-- START Records for this task --

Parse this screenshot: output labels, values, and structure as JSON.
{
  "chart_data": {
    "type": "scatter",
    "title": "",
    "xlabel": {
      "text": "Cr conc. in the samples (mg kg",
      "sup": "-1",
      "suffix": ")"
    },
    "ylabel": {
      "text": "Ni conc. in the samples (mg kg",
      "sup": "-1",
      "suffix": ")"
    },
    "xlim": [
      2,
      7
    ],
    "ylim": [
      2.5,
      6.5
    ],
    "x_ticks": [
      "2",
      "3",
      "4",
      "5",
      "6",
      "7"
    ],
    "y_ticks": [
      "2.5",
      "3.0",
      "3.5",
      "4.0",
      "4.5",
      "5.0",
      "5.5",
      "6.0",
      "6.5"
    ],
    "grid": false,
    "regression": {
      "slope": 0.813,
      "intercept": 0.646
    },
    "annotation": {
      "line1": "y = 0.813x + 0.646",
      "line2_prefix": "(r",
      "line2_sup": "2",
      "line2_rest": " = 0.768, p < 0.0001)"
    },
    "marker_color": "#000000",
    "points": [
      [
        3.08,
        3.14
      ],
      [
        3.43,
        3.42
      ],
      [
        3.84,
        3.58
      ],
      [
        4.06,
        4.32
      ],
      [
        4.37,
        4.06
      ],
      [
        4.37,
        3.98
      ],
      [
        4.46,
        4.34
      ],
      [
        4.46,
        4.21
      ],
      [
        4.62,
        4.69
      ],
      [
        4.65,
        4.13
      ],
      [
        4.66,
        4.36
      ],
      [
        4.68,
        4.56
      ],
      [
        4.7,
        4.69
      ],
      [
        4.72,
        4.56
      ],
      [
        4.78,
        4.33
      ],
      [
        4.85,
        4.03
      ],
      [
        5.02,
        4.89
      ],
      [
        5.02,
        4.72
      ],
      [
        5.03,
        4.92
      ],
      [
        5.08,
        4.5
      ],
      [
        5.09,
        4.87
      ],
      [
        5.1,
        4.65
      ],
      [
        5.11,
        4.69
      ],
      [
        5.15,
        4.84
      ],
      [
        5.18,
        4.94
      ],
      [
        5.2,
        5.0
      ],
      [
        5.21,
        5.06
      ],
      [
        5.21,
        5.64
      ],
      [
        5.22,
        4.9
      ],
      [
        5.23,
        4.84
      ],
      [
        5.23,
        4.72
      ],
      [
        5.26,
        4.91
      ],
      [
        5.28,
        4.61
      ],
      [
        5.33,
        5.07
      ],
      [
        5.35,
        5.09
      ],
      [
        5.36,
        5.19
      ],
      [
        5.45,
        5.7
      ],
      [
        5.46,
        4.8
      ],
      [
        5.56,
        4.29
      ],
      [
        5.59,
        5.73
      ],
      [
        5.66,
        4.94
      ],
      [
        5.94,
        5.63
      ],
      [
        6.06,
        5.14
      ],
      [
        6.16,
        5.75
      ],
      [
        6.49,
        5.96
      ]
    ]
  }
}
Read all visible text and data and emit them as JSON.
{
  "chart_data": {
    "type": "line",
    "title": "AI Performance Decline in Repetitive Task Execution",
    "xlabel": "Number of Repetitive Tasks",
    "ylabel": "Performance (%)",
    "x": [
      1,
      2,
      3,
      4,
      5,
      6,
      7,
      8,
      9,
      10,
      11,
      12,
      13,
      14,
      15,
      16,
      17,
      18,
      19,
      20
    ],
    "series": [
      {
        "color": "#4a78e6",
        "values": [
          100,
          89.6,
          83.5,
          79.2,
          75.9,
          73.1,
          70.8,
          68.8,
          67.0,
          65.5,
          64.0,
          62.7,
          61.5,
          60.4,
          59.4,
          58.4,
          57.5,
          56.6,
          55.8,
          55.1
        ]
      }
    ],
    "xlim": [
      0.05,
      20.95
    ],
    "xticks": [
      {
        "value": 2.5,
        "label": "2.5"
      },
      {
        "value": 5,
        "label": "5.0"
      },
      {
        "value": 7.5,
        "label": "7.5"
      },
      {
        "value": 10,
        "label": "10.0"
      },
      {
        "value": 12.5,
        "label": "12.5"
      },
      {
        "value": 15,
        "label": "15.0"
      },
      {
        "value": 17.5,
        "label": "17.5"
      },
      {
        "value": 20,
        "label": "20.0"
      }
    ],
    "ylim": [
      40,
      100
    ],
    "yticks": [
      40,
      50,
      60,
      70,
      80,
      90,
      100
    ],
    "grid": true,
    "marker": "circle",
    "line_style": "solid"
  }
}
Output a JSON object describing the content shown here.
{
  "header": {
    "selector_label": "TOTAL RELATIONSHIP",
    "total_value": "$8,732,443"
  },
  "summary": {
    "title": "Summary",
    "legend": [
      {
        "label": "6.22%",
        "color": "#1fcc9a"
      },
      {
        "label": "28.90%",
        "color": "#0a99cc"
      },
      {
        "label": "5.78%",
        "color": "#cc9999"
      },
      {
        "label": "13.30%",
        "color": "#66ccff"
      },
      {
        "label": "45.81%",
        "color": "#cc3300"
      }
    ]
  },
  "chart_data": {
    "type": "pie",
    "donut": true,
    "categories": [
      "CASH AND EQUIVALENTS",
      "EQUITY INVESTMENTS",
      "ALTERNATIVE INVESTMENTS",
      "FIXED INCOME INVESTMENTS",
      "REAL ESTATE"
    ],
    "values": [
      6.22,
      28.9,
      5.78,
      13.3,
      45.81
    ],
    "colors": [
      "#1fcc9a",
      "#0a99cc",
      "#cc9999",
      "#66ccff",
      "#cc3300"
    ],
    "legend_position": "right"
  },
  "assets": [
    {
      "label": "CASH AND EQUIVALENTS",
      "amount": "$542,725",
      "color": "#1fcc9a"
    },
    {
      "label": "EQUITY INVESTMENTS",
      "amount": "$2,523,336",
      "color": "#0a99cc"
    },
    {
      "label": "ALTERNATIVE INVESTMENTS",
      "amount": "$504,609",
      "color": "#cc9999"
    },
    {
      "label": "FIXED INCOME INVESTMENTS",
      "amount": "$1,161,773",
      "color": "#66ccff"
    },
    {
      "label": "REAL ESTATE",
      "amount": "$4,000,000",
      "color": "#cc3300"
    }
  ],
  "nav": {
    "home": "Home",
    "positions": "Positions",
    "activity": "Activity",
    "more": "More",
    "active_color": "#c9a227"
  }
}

-- END Records for this task --

Exercise details
Copy the records above exactly as they appear.

Correct result
Parse this screenshot: output labels, values, and structure as JSON.
{
  "chart_data": {
    "type": "scatter",
    "title": "",
    "xlabel": {
      "text": "Cr conc. in the samples (mg kg",
      "sup": "-1",
      "suffix": ")"
    },
    "ylabel": {
      "text": "Ni conc. in the samples (mg kg",
      "sup": "-1",
      "suffix": ")"
    },
    "xlim": [
      2,
      7
    ],
    "ylim": [
      2.5,
      6.5
    ],
    "x_ticks": [
      "2",
      "3",
      "4",
      "5",
      "6",
      "7"
    ],
    "y_ticks": [
      "2.5",
      "3.0",
      "3.5",
      "4.0",
      "4.5",
      "5.0",
      "5.5",
      "6.0",
      "6.5"
    ],
    "grid": false,
    "regression": {
      "slope": 0.813,
      "intercept": 0.646
    },
    "annotation": {
      "line1": "y = 0.813x + 0.646",
      "line2_prefix": "(r",
      "line2_sup": "2",
      "line2_rest": " = 0.768, p < 0.0001)"
    },
    "marker_color": "#000000",
    "points": [
      [
        3.08,
        3.14
      ],
      [
        3.43,
        3.42
      ],
      [
        3.84,
        3.58
      ],
      [
        4.06,
        4.32
      ],
      [
        4.37,
        4.06
      ],
      [
        4.37,
        3.98
      ],
      [
        4.46,
        4.34
      ],
      [
        4.46,
        4.21
      ],
      [
        4.62,
        4.69
      ],
      [
        4.65,
        4.13
      ],
      [
        4.66,
        4.36
      ],
      [
        4.68,
        4.56
      ],
      [
        4.7,
        4.69
      ],
      [
        4.72,
        4.56
      ],
      [
        4.78,
        4.33
      ],
      [
        4.85,
        4.03
      ],
      [
        5.02,
        4.89
      ],
      [
        5.02,
        4.72
      ],
      [
        5.03,
        4.92
      ],
      [
        5.08,
        4.5
      ],
      [
        5.09,
        4.87
      ],
      [
        5.1,
        4.65
      ],
      [
        5.11,
        4.69
      ],
      [
        5.15,
        4.84
      ],
      [
        5.18,
        4.94
      ],
      [
        5.2,
        5.0
      ],
      [
        5.21,
        5.06
      ],
      [
        5.21,
        5.64
      ],
      [
        5.22,
        4.9
      ],
      [
        5.23,
        4.84
      ],
      [
        5.23,
        4.72
      ],
      [
        5.26,
        4.91
      ],
      [
        5.28,
        4.61
      ],
      [
        5.33,
        5.07
      ],
      [
        5.35,
        5.09
      ],
      [
        5.36,
        5.19
      ],
      [
        5.45,
        5.7
      ],
      [
        5.46,
        4.8
      ],
      [
        5.56,
        4.29
      ],
      [
        5.59,
        5.73
      ],
      [
        5.66,
        4.94
      ],
      [
        5.94,
        5.63
      ],
      [
        6.06,
        5.14
      ],
      [
        6.16,
        5.75
      ],
      [
        6.49,
        5.96
      ]
    ]
  }
}
Read all visible text and data and emit them as JSON.
{
  "chart_data": {
    "type": "line",
    "title": "AI Performance Decline in Repetitive Task Execution",
    "xlabel": "Number of Repetitive Tasks",
    "ylabel": "Performance (%)",
    "x": [
      1,
      2,
      3,
      4,
      5,
      6,
      7,
      8,
      9,
      10,
      11,
      12,
      13,
      14,
      15,
      16,
      17,
      18,
      19,
      20
    ],
    "series": [
      {
        "color": "#4a78e6",
        "values": [
          100,
          89.6,
          83.5,
          79.2,
          75.9,
          73.1,
          70.8,
          68.8,
          67.0,
          65.5,
          64.0,
          62.7,
          61.5,
          60.4,
          59.4,
          58.4,
          57.5,
          56.6,
          55.8,
          55.1
        ]
      }
    ],
    "xlim": [
      0.05,
      20.95
    ],
    "xticks": [
      {
        "value": 2.5,
        "label": "2.5"
      },
      {
        "value": 5,
        "label": "5.0"
      },
      {
        "value": 7.5,
        "label": "7.5"
      },
      {
        "value": 10,
        "label": "10.0"
      },
      {
        "value": 12.5,
        "label": "12.5"
      },
      {
        "value": 15,
        "label": "15.0"
      },
      {
        "value": 17.5,
        "label": "17.5"
      },
      {
        "value": 20,
        "label": "20.0"
      }
    ],
    "ylim": [
      40,
      100
    ],
    "yticks": [
      40,
      50,
      60,
      70,
      80,
      90,
      100
    ],
    "grid": true,
    "marker": "circle",
    "line_style": "solid"
  }
}
Output a JSON object describing the content shown here.
{
  "header": {
    "selector_label": "TOTAL RELATIONSHIP",
    "total_value": "$8,732,443"
  },
  "summary": {
    "title": "Summary",
    "legend": [
      {
        "label": "6.22%",
        "color": "#1fcc9a"
      },
      {
        "label": "28.90%",
        "color": "#0a99cc"
      },
      {
        "label": "5.78%",
        "color": "#cc9999"
      },
      {
        "label": "13.30%",
        "color": "#66ccff"
      },
      {
        "label": "45.81%",
        "color": "#cc3300"
      }
    ]
  },
  "chart_data": {
    "type": "pie",
    "donut": true,
    "categories": [
      "CASH AND EQUIVALENTS",
      "EQUITY INVESTMENTS",
      "ALTERNATIVE INVESTMENTS",
      "FIXED INCOME INVESTMENTS",
      "REAL ESTATE"
    ],
    "values": [
      6.22,
      28.9,
      5.78,
      13.3,
      45.81
    ],
    "colors": [
      "#1fcc9a",
      "#0a99cc",
      "#cc9999",
      "#66ccff",
      "#cc3300"
    ],
    "legend_position": "right"
  },
  "assets": [
    {
      "label": "CASH AND EQUIVALENTS",
      "amount": "$542,725",
      "color": "#1fcc9a"
    },
    {
      "label": "EQUITY INVESTMENTS",
      "amount": "$2,523,336",
      "color": "#0a99cc"
    },
    {
      "label": "ALTERNATIVE INVESTMENTS",
      "amount": "$504,609",
      "color": "#cc9999"
    },
    {
      "label": "FIXED INCOME INVESTMENTS",
      "amount": "$1,161,773",
      "color": "#66ccff"
    },
    {
      "label": "REAL ESTATE",
      "amount": "$4,000,000",
      "color": "#cc3300"
    }
  ],
  "nav": {
    "home": "Home",
    "positions": "Positions",
    "activity": "Activity",
    "more": "More",
    "active_color": "#c9a227"
  }
}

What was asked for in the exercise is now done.